● Instructions for the task
Using the material below, copy every line where "document" appears.

● Records provided
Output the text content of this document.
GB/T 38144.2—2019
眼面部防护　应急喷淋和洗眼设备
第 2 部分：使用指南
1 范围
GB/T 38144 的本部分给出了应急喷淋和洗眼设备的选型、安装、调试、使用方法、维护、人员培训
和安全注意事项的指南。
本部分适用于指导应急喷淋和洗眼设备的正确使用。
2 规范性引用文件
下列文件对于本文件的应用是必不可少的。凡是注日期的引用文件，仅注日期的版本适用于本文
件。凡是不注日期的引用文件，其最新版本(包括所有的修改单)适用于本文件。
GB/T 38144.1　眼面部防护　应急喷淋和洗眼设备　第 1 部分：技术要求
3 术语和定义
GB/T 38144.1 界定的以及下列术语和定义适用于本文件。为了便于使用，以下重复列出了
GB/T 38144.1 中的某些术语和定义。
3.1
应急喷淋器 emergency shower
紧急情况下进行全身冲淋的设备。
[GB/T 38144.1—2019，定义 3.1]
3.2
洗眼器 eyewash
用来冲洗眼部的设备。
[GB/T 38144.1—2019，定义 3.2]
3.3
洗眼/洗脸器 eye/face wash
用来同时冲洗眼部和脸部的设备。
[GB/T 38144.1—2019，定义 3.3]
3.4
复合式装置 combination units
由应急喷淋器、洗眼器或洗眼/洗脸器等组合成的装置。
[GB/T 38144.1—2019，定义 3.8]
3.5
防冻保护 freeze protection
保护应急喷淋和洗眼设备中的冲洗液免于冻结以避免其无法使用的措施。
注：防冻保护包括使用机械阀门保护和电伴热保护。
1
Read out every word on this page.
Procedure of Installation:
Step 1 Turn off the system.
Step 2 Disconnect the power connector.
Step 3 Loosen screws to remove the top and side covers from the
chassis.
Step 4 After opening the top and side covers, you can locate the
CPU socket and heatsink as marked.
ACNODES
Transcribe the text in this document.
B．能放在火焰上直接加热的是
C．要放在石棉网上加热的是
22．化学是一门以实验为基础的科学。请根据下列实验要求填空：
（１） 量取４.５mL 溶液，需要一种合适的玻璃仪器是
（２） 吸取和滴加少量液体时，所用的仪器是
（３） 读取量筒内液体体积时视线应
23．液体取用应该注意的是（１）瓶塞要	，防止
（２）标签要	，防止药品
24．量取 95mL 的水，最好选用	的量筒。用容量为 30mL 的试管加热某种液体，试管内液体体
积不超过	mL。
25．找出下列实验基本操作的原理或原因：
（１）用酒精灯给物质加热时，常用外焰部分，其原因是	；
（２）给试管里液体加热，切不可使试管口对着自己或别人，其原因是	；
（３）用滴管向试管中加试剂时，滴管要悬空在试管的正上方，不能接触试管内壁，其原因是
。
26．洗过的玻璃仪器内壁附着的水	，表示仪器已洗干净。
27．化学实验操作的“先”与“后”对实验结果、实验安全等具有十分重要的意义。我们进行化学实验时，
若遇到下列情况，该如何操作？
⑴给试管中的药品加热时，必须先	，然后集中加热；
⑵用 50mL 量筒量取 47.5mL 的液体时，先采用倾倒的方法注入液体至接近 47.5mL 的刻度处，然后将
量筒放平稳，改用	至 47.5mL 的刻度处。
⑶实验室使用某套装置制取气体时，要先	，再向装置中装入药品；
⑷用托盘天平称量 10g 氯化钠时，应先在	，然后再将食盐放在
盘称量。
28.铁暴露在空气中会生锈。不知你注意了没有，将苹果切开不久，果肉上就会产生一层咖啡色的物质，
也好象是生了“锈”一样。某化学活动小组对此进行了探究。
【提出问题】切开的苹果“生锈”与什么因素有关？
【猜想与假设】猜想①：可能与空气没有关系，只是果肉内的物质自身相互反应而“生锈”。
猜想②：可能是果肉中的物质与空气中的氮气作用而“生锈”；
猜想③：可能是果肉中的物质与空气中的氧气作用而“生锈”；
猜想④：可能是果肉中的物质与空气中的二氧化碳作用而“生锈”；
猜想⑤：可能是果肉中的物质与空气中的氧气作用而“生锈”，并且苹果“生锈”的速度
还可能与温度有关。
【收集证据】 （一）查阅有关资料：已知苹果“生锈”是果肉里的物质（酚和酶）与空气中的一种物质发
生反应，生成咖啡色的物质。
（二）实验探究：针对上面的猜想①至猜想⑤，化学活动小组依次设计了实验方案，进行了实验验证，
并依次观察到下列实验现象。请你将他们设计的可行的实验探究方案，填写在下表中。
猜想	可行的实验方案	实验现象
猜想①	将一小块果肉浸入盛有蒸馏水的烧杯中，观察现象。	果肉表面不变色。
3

● Problem solution
Output the text content of this document.
Transcribe the text in this document.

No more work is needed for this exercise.